Navigating the Security Landscape of MetaMask Snaps

MetaMask Snaps is an open-source system that enables users to safely extend MetaMask's functionality, offering new wallet experiences. At its core, Snap is a JavaScript program operating inside MetaMask in an isolated environment.

In this blog we’ll explore the MetaMask Snaps security landscape. As blockchain security auditors from Consensys Diligence, we specialize in smart contract security. Consensys Diligence is a blockchain security firm with a comprehensive smart contract audit service to help projects across web3 build safe dapps.

Understanding the MetaMask Snap trust model

Every Snaps developer needs to understand the trust model inherent to MetaMask Snaps. This trust model delineates the trust boundaries between the different actors. The key message to remember is that end-users trust MetaMask but do not trust the dapps.

We formalized and summarized the trust model in the diagram below. This diagram depicts the different trust boundaries that developers must keep in mind when developing Snaps:

Three main trust boundaries for web3 dapps, users, and MetaMask

First, there is a trust boundary between the user and the dapp. Users never trust dapps. Indeed, dapps can be malicious, or compromised. They can make users believe that they are signing a given payload when in fact, they are signing something else.

Second, there is a trust boundary around MetaMask and its extensions. Indeed, while users do not trust dapps, they trust MetaMask. MetaMask is the source of truth for the user. The payload displayed and signed inside MetaMask, whether it is through its core module, or Snaps, is what matters.
= = = =
▶ **Task**
Copy out the section of the MetaMask Snaps passage that starts with the words "First, there is" and ends after "signing something else.". Rely solely on the MetaMask Snaps passage above.

▶ **Dataset entries**
= = = =
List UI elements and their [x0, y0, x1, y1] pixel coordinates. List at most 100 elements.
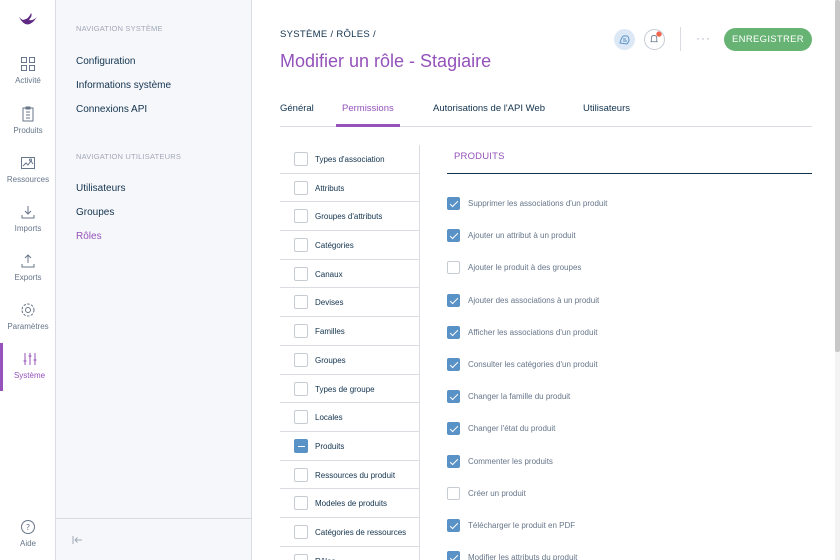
permission-group-item[interactable]: Canaux: [280, 260, 419, 289]
group-checkbox[interactable]: [294, 152, 308, 166]
group-checkbox[interactable]: [294, 467, 308, 482]
permission-group-item[interactable]: Familles: [280, 317, 419, 346]
subnav-divider: [56, 518, 252, 519]
breadcrumb-system[interactable]: SYSTÈME: [280, 29, 328, 40]
permission-group-item[interactable]: Locales: [280, 403, 419, 432]
scrollbar-thumb[interactable]: [835, 0, 840, 352]
permission-item[interactable]: Afficher les associations d'un produit: [447, 324, 812, 342]
menu-item-system[interactable]: Système: [0, 343, 56, 391]
nav-link-users[interactable]: Utilisateurs: [76, 183, 125, 194]
logo-icon[interactable]: [17, 12, 39, 34]
permission-label: Ajouter le produit à des groupes: [468, 263, 582, 273]
permission-checkbox[interactable]: [447, 551, 460, 560]
permission-checkbox[interactable]: [447, 422, 460, 436]
permission-checkbox[interactable]: [447, 261, 460, 275]
help-button[interactable]: ? Aide: [0, 519, 56, 560]
group-label: Attributs: [315, 183, 345, 193]
settings-icon: [21, 303, 35, 317]
group-label: Canaux: [315, 269, 343, 279]
permission-checkbox[interactable]: [447, 454, 460, 468]
tab-users[interactable]: Utilisateurs: [583, 103, 630, 127]
permission-label: Changer la famille du produit: [468, 392, 571, 402]
group-checkbox[interactable]: [294, 324, 308, 339]
nav-link-roles[interactable]: Rôles: [76, 231, 102, 242]
permission-group-item[interactable]: Groupes d'attributs: [280, 202, 419, 232]
group-checkbox[interactable]: [294, 524, 308, 539]
menu-item-activity[interactable]: Activité: [0, 56, 56, 100]
tab-web-api[interactable]: Autorisations de l'API Web: [433, 103, 545, 127]
menu-item-exports[interactable]: Exports: [0, 253, 56, 297]
permission-checkbox[interactable]: [447, 197, 460, 210]
app-root: Activité Produits Ressources Imports Exp…: [0, 0, 840, 560]
permission-item[interactable]: Ajouter des associations à un produit: [447, 292, 812, 310]
page-scrollbar[interactable]: [835, 0, 840, 560]
group-label: Rôles: [315, 557, 335, 560]
permission-group-item[interactable]: Produits: [280, 432, 419, 461]
permission-item[interactable]: Supprimer les associations d'un produit: [447, 195, 812, 213]
nav-link-configuration[interactable]: Configuration: [76, 56, 135, 67]
group-checkbox[interactable]: [294, 410, 308, 425]
tab-general[interactable]: Général: [280, 103, 314, 127]
permission-checkbox[interactable]: [447, 229, 460, 243]
permission-item[interactable]: Consulter les catégories d'un produit: [447, 356, 812, 374]
breadcrumb-roles[interactable]: RÔLES: [336, 29, 370, 40]
save-button[interactable]: ENREGISTRER: [724, 28, 812, 51]
permission-group-item[interactable]: Types d'association: [280, 145, 419, 174]
more-options-icon[interactable]: ···: [696, 32, 711, 44]
permission-group-item[interactable]: Devises: [280, 288, 419, 318]
permission-item[interactable]: Ajouter le produit à des groupes: [447, 259, 812, 277]
permission-checkbox[interactable]: [447, 519, 460, 532]
group-checkbox[interactable]: [294, 238, 308, 253]
group-label: Catégories: [315, 241, 354, 251]
tab-permissions[interactable]: Permissions: [336, 103, 400, 127]
menu-item-products[interactable]: Produits: [0, 106, 56, 150]
nav-link-groups[interactable]: Groupes: [76, 207, 114, 218]
permission-group-item[interactable]: Groupes: [280, 346, 419, 375]
permission-item[interactable]: Ajouter un attribut à un produit: [447, 227, 812, 245]
nav-link-system-info[interactable]: Informations système: [76, 80, 171, 91]
products-icon: [22, 106, 34, 122]
group-checkbox[interactable]: [294, 381, 308, 396]
permission-item[interactable]: Créer un produit: [447, 485, 812, 503]
group-checkbox[interactable]: [294, 209, 308, 224]
permission-group-item[interactable]: Catégories: [280, 231, 419, 260]
group-checkbox[interactable]: [294, 438, 308, 453]
group-checkbox[interactable]: [294, 266, 308, 281]
collapse-panel-icon[interactable]: [71, 534, 83, 546]
user-avatar-icon[interactable]: [614, 29, 635, 50]
group-checkbox[interactable]: [294, 180, 308, 195]
permission-item[interactable]: Changer la famille du produit: [447, 388, 812, 406]
permission-group-item[interactable]: Ressources du produit: [280, 461, 419, 490]
permission-group-item[interactable]: Catégories de ressources: [280, 518, 419, 547]
group-checkbox[interactable]: [294, 352, 308, 367]
permission-label: Ajouter un attribut à un produit: [468, 231, 576, 241]
menu-item-imports[interactable]: Imports: [0, 204, 56, 248]
permission-group-item[interactable]: Attributs: [280, 174, 419, 203]
permission-item[interactable]: Changer l'état du produit: [447, 420, 812, 438]
permission-checkbox[interactable]: [447, 293, 460, 307]
permission-group-item[interactable]: Modeles de produits: [280, 489, 419, 518]
permission-group-item[interactable]: Types de groupe: [280, 375, 419, 404]
group-checkbox[interactable]: [294, 295, 308, 310]
menu-label: Activité: [15, 76, 41, 85]
permission-checkbox[interactable]: [447, 486, 460, 500]
notifications-bell-icon[interactable]: [644, 29, 665, 50]
nav-link-api-connections[interactable]: Connexions API: [76, 104, 147, 115]
permission-checkbox[interactable]: [447, 358, 460, 371]
menu-item-settings[interactable]: Paramètres: [0, 302, 56, 346]
permission-item[interactable]: Modifier les attributs du produit: [447, 549, 812, 560]
permission-label: Commenter les produits: [468, 456, 553, 466]
dashboard-icon: [21, 57, 35, 71]
breadcrumb: SYSTÈME / RÔLES /: [280, 29, 376, 40]
permission-group-item[interactable]: Rôles: [280, 547, 419, 560]
permission-item[interactable]: Commenter les produits: [447, 453, 812, 471]
permission-checkbox[interactable]: [447, 325, 460, 339]
permission-item[interactable]: Télécharger le produit en PDF: [447, 517, 812, 535]
svg-text:?: ?: [26, 523, 30, 532]
menu-item-assets[interactable]: Ressources: [0, 155, 56, 199]
group-checkbox[interactable]: [294, 553, 308, 560]
permission-label: Consulter les catégories d'un produit: [468, 360, 598, 369]
permission-checkbox[interactable]: [447, 390, 460, 404]
group-label: Ressources du produit: [315, 470, 396, 480]
group-checkbox[interactable]: [294, 496, 308, 511]
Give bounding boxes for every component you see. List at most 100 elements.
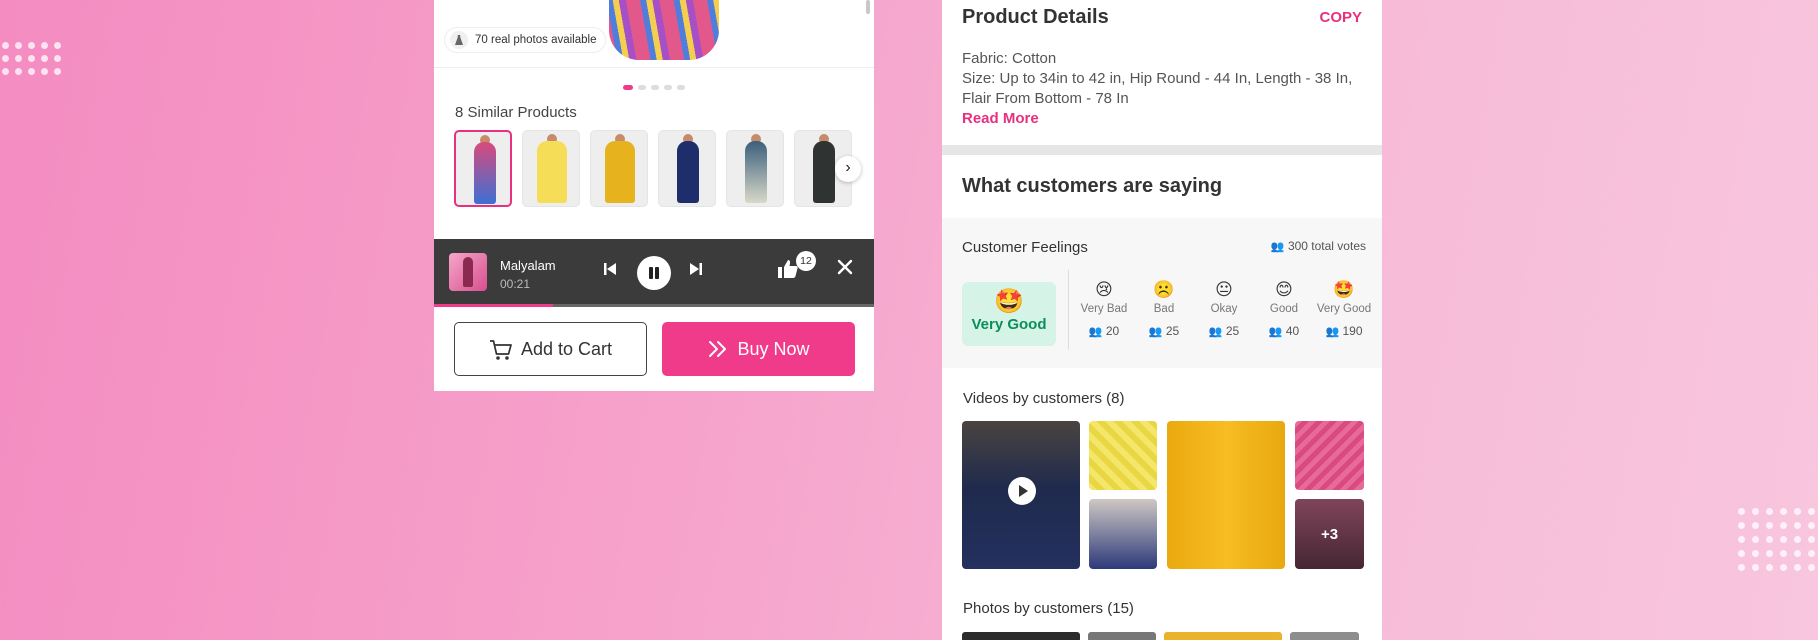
playback-progress-fill <box>434 304 553 307</box>
similar-products-list: › <box>434 130 874 207</box>
purchase-actions: Add to Cart Buy Now <box>454 322 855 376</box>
similar-product-thumb[interactable] <box>454 130 512 207</box>
rating-count: 190 <box>1342 324 1363 338</box>
people-icon: 👥 <box>1208 326 1223 338</box>
rating-very-bad: 😢 Very Bad 👥 20 <box>1074 280 1134 338</box>
customer-feelings-panel: Customer Feelings 👥 300 total votes 🤩 Ve… <box>942 218 1382 368</box>
real-photos-label: 70 real photos available <box>475 34 597 46</box>
next-track-icon[interactable] <box>688 261 704 282</box>
people-icon: 👥 <box>1268 326 1283 338</box>
copy-button[interactable]: COPY <box>1319 6 1362 40</box>
pager-dot[interactable] <box>651 84 659 90</box>
people-icon: 👥 <box>1325 326 1340 338</box>
music-player: Malyalam 00:21 12 <box>434 239 874 307</box>
pager-dot[interactable] <box>638 84 646 90</box>
customer-photos-strip <box>962 632 1359 640</box>
customer-video[interactable] <box>1089 421 1157 490</box>
product-description: Fabric: Cotton Size: Up to 34in to 42 in… <box>942 40 1382 129</box>
rating-label: Okay <box>1210 303 1238 315</box>
playback-progress[interactable] <box>434 304 874 307</box>
smiling-emoji-icon: 😊 <box>1275 280 1293 299</box>
track-time: 00:21 <box>500 277 531 291</box>
top-feeling-label: Very Good <box>971 316 1047 333</box>
top-feeling-card: 🤩 Very Good <box>962 282 1056 346</box>
rating-count: 25 <box>1165 324 1180 338</box>
customer-video[interactable] <box>1295 421 1364 490</box>
customer-photo[interactable] <box>1088 632 1156 640</box>
similar-product-thumb[interactable] <box>726 130 784 207</box>
add-to-cart-button[interactable]: Add to Cart <box>454 322 647 376</box>
divider <box>1068 270 1069 350</box>
customer-video[interactable] <box>1089 499 1157 569</box>
star-struck-emoji-icon: 🤩 <box>994 288 1024 315</box>
more-videos-tile[interactable]: +3 <box>1295 499 1364 569</box>
rating-label: Very Bad <box>1080 303 1128 315</box>
pause-icon[interactable] <box>637 256 671 290</box>
next-arrow-icon[interactable]: › <box>835 156 861 182</box>
rating-good: 😊 Good 👥 40 <box>1254 280 1314 338</box>
section-divider <box>942 145 1382 155</box>
buy-now-label: Buy Now <box>737 338 810 359</box>
customer-videos-grid: +3 <box>962 421 1364 569</box>
rating-count: 20 <box>1105 324 1120 338</box>
add-to-cart-label: Add to Cart <box>520 338 613 359</box>
cart-icon <box>489 339 513 360</box>
similar-product-thumb[interactable] <box>658 130 716 207</box>
similar-product-thumb[interactable] <box>590 130 648 207</box>
rating-label: Very Good <box>1316 303 1372 315</box>
similar-product-thumb[interactable] <box>522 130 580 207</box>
similar-products-title: 8 Similar Products <box>455 104 577 121</box>
product-screen: 70 real photos available 8 Similar Produ… <box>434 0 874 391</box>
rating-label: Bad <box>1153 303 1175 315</box>
buy-now-button[interactable]: Buy Now <box>662 322 855 376</box>
crying-emoji-icon: 😢 <box>1095 280 1113 299</box>
customer-photo[interactable] <box>962 632 1080 640</box>
rating-very-good: 🤩 Very Good 👥 190 <box>1314 280 1374 338</box>
rating-bad: ☹️ Bad 👥 25 <box>1134 280 1194 338</box>
scrollbar[interactable] <box>866 0 870 14</box>
more-videos-count: +3 <box>1295 499 1364 569</box>
customer-photo[interactable] <box>1164 632 1282 640</box>
customer-video[interactable] <box>1167 421 1285 569</box>
product-details-screen: Product Details COPY Fabric: Cotton Size… <box>942 0 1382 640</box>
customer-reviews-title: What customers are saying <box>962 175 1223 197</box>
star-struck-emoji-icon: 🤩 <box>1333 280 1355 299</box>
read-more-link[interactable]: Read More <box>962 109 1362 129</box>
feeling-ratings: 😢 Very Bad 👥 20 ☹️ Bad 👥 25 😐 Okay 👥 25 … <box>1074 280 1374 338</box>
real-photos-badge[interactable]: 70 real photos available <box>444 27 607 53</box>
people-icon: 👥 <box>1088 326 1103 338</box>
track-artwork <box>449 253 487 291</box>
product-details-header: Product Details COPY <box>942 0 1382 40</box>
customer-video[interactable] <box>962 421 1080 569</box>
total-votes: 👥 300 total votes <box>1271 239 1366 253</box>
rating-count: 40 <box>1285 324 1300 338</box>
pager-dot[interactable] <box>677 84 685 90</box>
customer-photos-title: Photos by customers (15) <box>963 600 1134 617</box>
pager-dot[interactable] <box>623 84 633 90</box>
people-icon: 👥 <box>1270 241 1285 253</box>
close-icon[interactable] <box>836 256 854 282</box>
decorative-dots-right <box>1738 508 1818 571</box>
rating-label: Good <box>1269 303 1299 315</box>
size-text: Size: Up to 34in to 42 in, Hip Round - 4… <box>962 70 1353 107</box>
rating-count: 25 <box>1225 324 1240 338</box>
customer-feelings-title: Customer Feelings <box>962 239 1088 256</box>
fabric-text: Fabric: Cotton <box>962 50 1057 67</box>
people-icon: 👥 <box>1148 326 1163 338</box>
track-name: Malyalam <box>500 258 556 273</box>
like-count-badge: 12 <box>796 251 816 271</box>
customer-photo[interactable] <box>1290 632 1359 640</box>
product-details-title: Product Details <box>962 6 1109 28</box>
carousel-pager <box>434 68 874 94</box>
neutral-emoji-icon: 😐 <box>1215 280 1233 299</box>
product-image <box>609 0 719 60</box>
frowning-emoji-icon: ☹️ <box>1153 280 1175 299</box>
dress-icon <box>450 31 468 49</box>
rating-okay: 😐 Okay 👥 25 <box>1194 280 1254 338</box>
play-icon <box>1008 477 1036 505</box>
customer-videos-title: Videos by customers (8) <box>963 390 1125 407</box>
previous-track-icon[interactable] <box>602 261 618 282</box>
pager-dot[interactable] <box>664 84 672 90</box>
double-chevron-right-icon <box>707 340 729 358</box>
product-image-carousel[interactable]: 70 real photos available <box>434 0 874 68</box>
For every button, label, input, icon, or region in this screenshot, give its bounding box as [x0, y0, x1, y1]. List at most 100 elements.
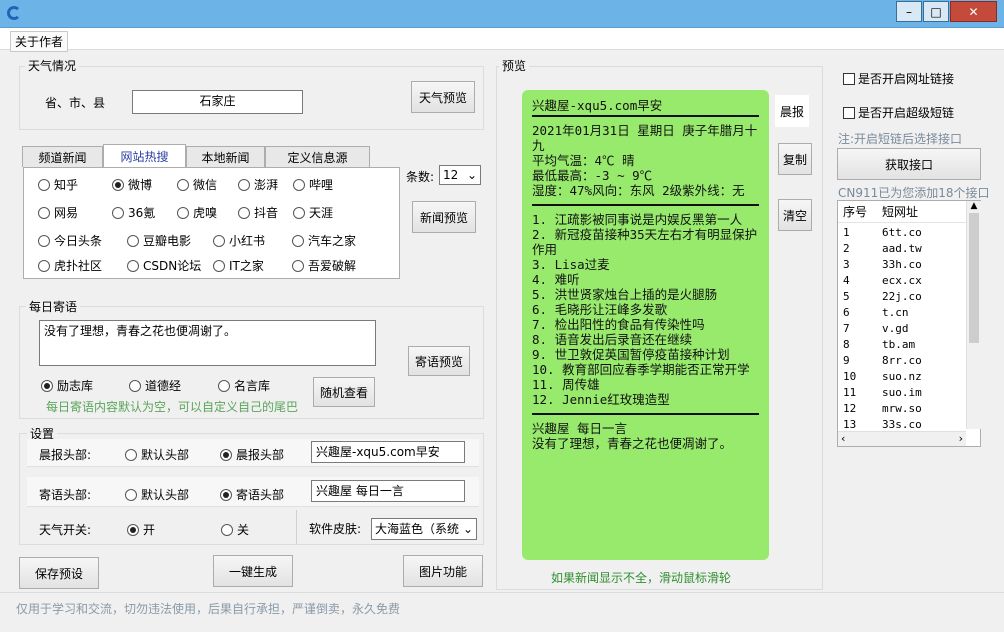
- copy-button[interactable]: 复制: [778, 143, 812, 175]
- radio-dot: [127, 259, 139, 272]
- scroll-up-icon[interactable]: ▲: [967, 201, 981, 211]
- short-link-checkbox[interactable]: 是否开启超级短链: [843, 104, 954, 121]
- table-row[interactable]: 5 22j.co: [838, 289, 980, 305]
- footer-divider: [0, 592, 1004, 593]
- table-hscrollbar[interactable]: ‹ ›: [838, 431, 966, 446]
- preview-divider: [532, 413, 759, 415]
- news-source-radio[interactable]: 虎嗅: [177, 204, 217, 221]
- morning-header-input[interactable]: 兴趣屋-xqu5.com早安: [311, 441, 465, 463]
- daily-preview-button[interactable]: 寄语预览: [408, 346, 470, 376]
- table-row[interactable]: 8 tb.am: [838, 337, 980, 353]
- preview-news-item: 7. 检出阳性的食品有传染性吗: [532, 317, 705, 332]
- lib-quotes-radio[interactable]: 名言库: [218, 377, 270, 394]
- table-row[interactable]: 4 ecx.cx: [838, 273, 980, 289]
- radio-dot: [38, 259, 50, 272]
- news-preview-button[interactable]: 新闻预览: [412, 201, 476, 233]
- preview-news-list: 1. 江疏影被同事说是内娱反黑第一人 2. 新冠疫苗接种35天左右才有明显保护作用…: [532, 212, 759, 407]
- table-row[interactable]: 6 t.cn: [838, 305, 980, 321]
- menu-bar: [0, 28, 1004, 50]
- preview-temp-avg: 平均气温：4℃ 晴: [532, 153, 635, 168]
- scroll-right-icon[interactable]: ›: [959, 432, 963, 446]
- radio-dot: [177, 206, 189, 219]
- clear-button[interactable]: 清空: [778, 199, 812, 231]
- news-source-radio[interactable]: 微信: [177, 176, 217, 193]
- tab-hot-search[interactable]: 网站热搜: [103, 144, 186, 167]
- table-row[interactable]: 3 33h.co: [838, 257, 980, 273]
- skin-select[interactable]: 大海蓝色（系统 ⌄: [371, 518, 477, 540]
- news-source-radio[interactable]: 哔哩: [293, 176, 333, 193]
- table-row[interactable]: 12 mrw.so: [838, 401, 980, 417]
- quote-header-input[interactable]: 兴趣屋 每日一言: [311, 480, 465, 502]
- count-select[interactable]: 12 ⌄: [439, 165, 481, 185]
- lib-quotes-label: 名言库: [234, 379, 271, 393]
- table-row[interactable]: 7 v.gd: [838, 321, 980, 337]
- news-source-radio[interactable]: 澎湃: [238, 176, 278, 193]
- scroll-left-icon[interactable]: ‹: [841, 432, 845, 446]
- preview-news-item: 3. Lisa过麦: [532, 257, 610, 272]
- news-source-radio[interactable]: 知乎: [38, 176, 78, 193]
- quote-header-label: 寄语头部:: [39, 488, 92, 502]
- table-row[interactable]: 10 suo.nz: [838, 369, 980, 385]
- scroll-thumb[interactable]: [969, 213, 979, 343]
- preview-panel[interactable]: 兴趣屋-xqu5.com早安 2021年01月31日 星期日 庚子年腊月十九 平…: [522, 90, 769, 560]
- row-index: 8: [843, 338, 850, 351]
- tab-custom-source[interactable]: 定义信息源: [265, 146, 370, 167]
- close-button[interactable]: ✕: [950, 1, 997, 22]
- radio-dot: [221, 523, 233, 536]
- news-source-radio[interactable]: 虎扑社区: [38, 257, 102, 274]
- tab-local-news[interactable]: 本地新闻: [186, 146, 265, 167]
- row-index: 4: [843, 274, 850, 287]
- region-input[interactable]: 石家庄: [132, 90, 303, 114]
- chevron-down-icon: ⌄: [466, 168, 477, 182]
- table-scrollbar[interactable]: ▲: [966, 201, 981, 429]
- news-source-radio[interactable]: CSDN论坛: [127, 257, 201, 274]
- short-link-table[interactable]: 序号 短网址 1 6tt.co 2 aad.tw 3 33h.co 4 ecx.cx 5 22j.…: [837, 200, 981, 447]
- news-source-radio[interactable]: 今日头条: [38, 232, 102, 249]
- lib-daodejing-radio[interactable]: 道德经: [129, 377, 181, 394]
- weather-preview-button[interactable]: 天气预览: [411, 81, 475, 113]
- news-source-radio[interactable]: 网易: [38, 204, 78, 221]
- count-label: 条数:: [406, 170, 435, 184]
- image-function-button[interactable]: 图片功能: [403, 555, 483, 587]
- quote-default-radio[interactable]: 默认头部: [125, 486, 189, 503]
- minimize-button[interactable]: –: [896, 1, 922, 22]
- weather-on-radio[interactable]: 开: [127, 521, 155, 538]
- news-source-radio[interactable]: 36氪: [112, 204, 155, 221]
- random-view-button[interactable]: 随机查看: [313, 377, 375, 407]
- news-source-label: 抖音: [254, 206, 279, 220]
- generate-button[interactable]: 一键生成: [213, 555, 293, 587]
- morning-custom-radio[interactable]: 晨报头部: [220, 446, 284, 463]
- table-row[interactable]: 1 6tt.co: [838, 225, 980, 241]
- news-source-radio[interactable]: 小红书: [213, 232, 265, 249]
- tab-channel-news[interactable]: 频道新闻: [22, 146, 103, 167]
- morning-default-radio[interactable]: 默认头部: [125, 446, 189, 463]
- news-source-radio[interactable]: 豆瓣电影: [127, 232, 191, 249]
- daily-text-area[interactable]: 没有了理想，青春之花也便凋谢了。: [39, 320, 376, 366]
- weather-switch-label: 天气开关:: [39, 523, 92, 537]
- news-source-radio[interactable]: 天涯: [293, 204, 333, 221]
- morning-report-button[interactable]: 晨报: [775, 95, 809, 127]
- row-index: 12: [843, 402, 857, 415]
- news-source-radio[interactable]: 微博: [112, 176, 152, 193]
- table-row[interactable]: 2 aad.tw: [838, 241, 980, 257]
- preview-news-item: 4. 难听: [532, 272, 580, 287]
- news-source-radio[interactable]: 吾爱破解: [292, 257, 356, 274]
- quote-custom-radio[interactable]: 寄语头部: [220, 486, 284, 503]
- table-row[interactable]: 9 8rr.co: [838, 353, 980, 369]
- lib-inspire-radio[interactable]: 励志库: [41, 377, 93, 394]
- table-header: 序号 短网址: [838, 201, 980, 223]
- menu-about[interactable]: 关于作者: [10, 31, 69, 52]
- maximize-button[interactable]: □: [923, 1, 949, 22]
- news-source-radio[interactable]: 抖音: [238, 204, 278, 221]
- news-source-label: 天涯: [309, 206, 334, 220]
- save-preset-button[interactable]: 保存预设: [19, 557, 99, 589]
- preview-quote-text: 没有了理想，青春之花也便凋谢了。: [532, 436, 733, 451]
- preview-news-item: 11. 周传雄: [532, 377, 600, 392]
- news-source-radio[interactable]: 汽车之家: [292, 232, 356, 249]
- news-source-radio[interactable]: IT之家: [213, 257, 264, 274]
- table-row[interactable]: 11 suo.im: [838, 385, 980, 401]
- get-api-button[interactable]: 获取接口: [837, 148, 981, 180]
- link-checkbox[interactable]: 是否开启网址链接: [843, 70, 954, 87]
- radio-dot: [41, 379, 53, 392]
- weather-off-radio[interactable]: 关: [221, 521, 249, 538]
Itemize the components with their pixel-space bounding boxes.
= = = =
▶ **Result for this exercise**
First, there is a trust boundary between the user and the dapp. Users never trust dapps. Indeed, dapps can be malicious, or compromised. They can make users believe that they are signing a given payload when in fact, they are signing something else.